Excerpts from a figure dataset

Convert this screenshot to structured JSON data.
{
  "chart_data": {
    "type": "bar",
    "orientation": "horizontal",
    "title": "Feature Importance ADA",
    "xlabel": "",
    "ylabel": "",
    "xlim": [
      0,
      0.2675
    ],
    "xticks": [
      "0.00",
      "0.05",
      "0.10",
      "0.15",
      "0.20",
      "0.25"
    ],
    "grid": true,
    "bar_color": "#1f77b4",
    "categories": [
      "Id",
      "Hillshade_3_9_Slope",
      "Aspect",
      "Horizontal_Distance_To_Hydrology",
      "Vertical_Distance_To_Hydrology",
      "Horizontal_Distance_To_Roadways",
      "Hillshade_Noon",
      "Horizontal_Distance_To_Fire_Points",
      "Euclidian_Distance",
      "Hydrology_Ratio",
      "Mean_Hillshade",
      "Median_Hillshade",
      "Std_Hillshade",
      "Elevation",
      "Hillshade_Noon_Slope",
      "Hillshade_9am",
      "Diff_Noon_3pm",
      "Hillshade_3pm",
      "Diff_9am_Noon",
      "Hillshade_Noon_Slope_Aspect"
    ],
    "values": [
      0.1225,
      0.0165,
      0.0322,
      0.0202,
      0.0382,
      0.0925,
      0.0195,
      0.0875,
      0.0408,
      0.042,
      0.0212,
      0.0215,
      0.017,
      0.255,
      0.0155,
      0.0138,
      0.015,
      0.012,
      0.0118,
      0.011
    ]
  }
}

What the task requires: Each record should come back exactly as written.

Response for this exercise:
Convert this screenshot to structured JSON data.
{
  "chart_data": {
    "type": "bar",
    "orientation": "horizontal",
    "title": "Feature Importance ADA",
    "xlabel": "",
    "ylabel": "",
    "xlim": [
      0,
      0.2675
    ],
    "xticks": [
      "0.00",
      "0.05",
      "0.10",
      "0.15",
      "0.20",
      "0.25"
    ],
    "grid": true,
    "bar_color": "#1f77b4",
    "categories": [
      "Id",
      "Hillshade_3_9_Slope",
      "Aspect",
      "Horizontal_Distance_To_Hydrology",
      "Vertical_Distance_To_Hydrology",
      "Horizontal_Distance_To_Roadways",
      "Hillshade_Noon",
      "Horizontal_Distance_To_Fire_Points",
      "Euclidian_Distance",
      "Hydrology_Ratio",
      "Mean_Hillshade",
      "Median_Hillshade",
      "Std_Hillshade",
      "Elevation",
      "Hillshade_Noon_Slope",
      "Hillshade_9am",
      "Diff_Noon_3pm",
      "Hillshade_3pm",
      "Diff_9am_Noon",
      "Hillshade_Noon_Slope_Aspect"
    ],
    "values": [
      0.1225,
      0.0165,
      0.0322,
      0.0202,
      0.0382,
      0.0925,
      0.0195,
      0.0875,
      0.0408,
      0.042,
      0.0212,
      0.0215,
      0.017,
      0.255,
      0.0155,
      0.0138,
      0.015,
      0.012,
      0.0118,
      0.011
    ]
  }
}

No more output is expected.